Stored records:
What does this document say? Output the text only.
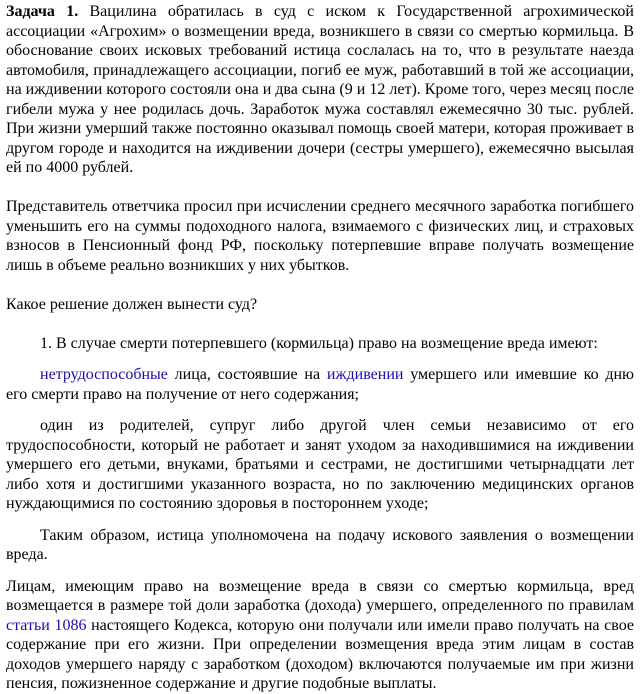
Задача 1. Вацилина обратилась в суд с иском к Государственной агрохимической ассоциации «Агрохим» о возмещении вреда, возникшего в связи со смертью кормильца. В обоснование своих исковых требований истица сослалась на то, что в результате наезда автомобиля, принадлежащего ассоциации, погиб ее муж, работавший в той же ассоциации, на иждивении которого состояли она и два сына (9 и 12 лет). Кроме того, через месяц после гибели мужа у нее родилась дочь. Заработок мужа составлял ежемесячно 30 тыс. рублей. При жизни умерший также постоянно оказывал помощь своей матери, которая проживает в другом городе и находится на иждивении дочери (сестры умершего), ежемесячно высылая ей по 4000 рублей.

Представитель ответчика просил при исчислении среднего месячного заработка погибшего уменьшить его на суммы подоходного налога, взимаемого с физических лиц, и страховых взносов в Пенсионный фонд РФ, поскольку потерпевшие вправе получать возмещение лишь в объеме реально возникших у них убытков.

Какое решение должен вынести суд?

1. В случае смерти потерпевшего (кормильца) право на возмещение вреда имеют:

нетрудоспособные лица, состоявшие на иждивении умершего или имевшие ко дню его смерти право на получение от него содержания;

один из родителей, супруг либо другой член семьи независимо от его трудоспособности, который не работает и занят уходом за находившимися на иждивении умершего его детьми, внуками, братьями и сестрами, не достигшими четырнадцати лет либо хотя и достигшими указанного возраста, но по заключению медицинских органов нуждающимися по состоянию здоровья в постороннем уходе;

Таким образом, истица уполномочена на подачу искового заявления о возмещении вреда.

Лицам, имеющим право на возмещение вреда в связи со смертью кормильца, вред возмещается в размере той доли заработка (дохода) умершего, определенного по правилам статьи 1086 настоящего Кодекса, которую они получали или имели право получать на свое содержание при его жизни. При определении возмещения вреда этим лицам в состав доходов умершего наряду с заработком (доходом) включаются получаемые им при жизни пенсия, пожизненное содержание и другие подобные выплаты.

• **Task objective**
Without including any picture, retype the entries exactly.

• **Answer to this task**
What does this document say? Output the text only.
Задача 1. Вацилина обратилась в суд с иском к Государственной агрохимической ассоциации «Агрохим» о возмещении вреда, возникшего в связи со смертью кормильца. В обоснование своих исковых требований истица сослалась на то, что в результате наезда автомобиля, принадлежащего ассоциации, погиб ее муж, работавший в той же ассоциации, на иждивении которого состояли она и два сына (9 и 12 лет). Кроме того, через месяц после гибели мужа у нее родилась дочь. Заработок мужа составлял ежемесячно 30 тыс. рублей. При жизни умерший также постоянно оказывал помощь своей матери, которая проживает в другом городе и находится на иждивении дочери (сестры умершего), ежемесячно высылая ей по 4000 рублей.

Представитель ответчика просил при исчислении среднего месячного заработка погибшего уменьшить его на суммы подоходного налога, взимаемого с физических лиц, и страховых взносов в Пенсионный фонд РФ, поскольку потерпевшие вправе получать возмещение лишь в объеме реально возникших у них убытков.

Какое решение должен вынести суд?

1. В случае смерти потерпевшего (кормильца) право на возмещение вреда имеют:

нетрудоспособные лица, состоявшие на иждивении умершего или имевшие ко дню его смерти право на получение от него содержания;

один из родителей, супруг либо другой член семьи независимо от его трудоспособности, который не работает и занят уходом за находившимися на иждивении умершего его детьми, внуками, братьями и сестрами, не достигшими четырнадцати лет либо хотя и достигшими указанного возраста, но по заключению медицинских органов нуждающимися по состоянию здоровья в постороннем уходе;

Таким образом, истица уполномочена на подачу искового заявления о возмещении вреда.

Лицам, имеющим право на возмещение вреда в связи со смертью кормильца, вред возмещается в размере той доли заработка (дохода) умершего, определенного по правилам статьи 1086 настоящего Кодекса, которую они получали или имели право получать на свое содержание при его жизни. При определении возмещения вреда этим лицам в состав доходов умершего наряду с заработком (доходом) включаются получаемые им при жизни пенсия, пожизненное содержание и другие подобные выплаты.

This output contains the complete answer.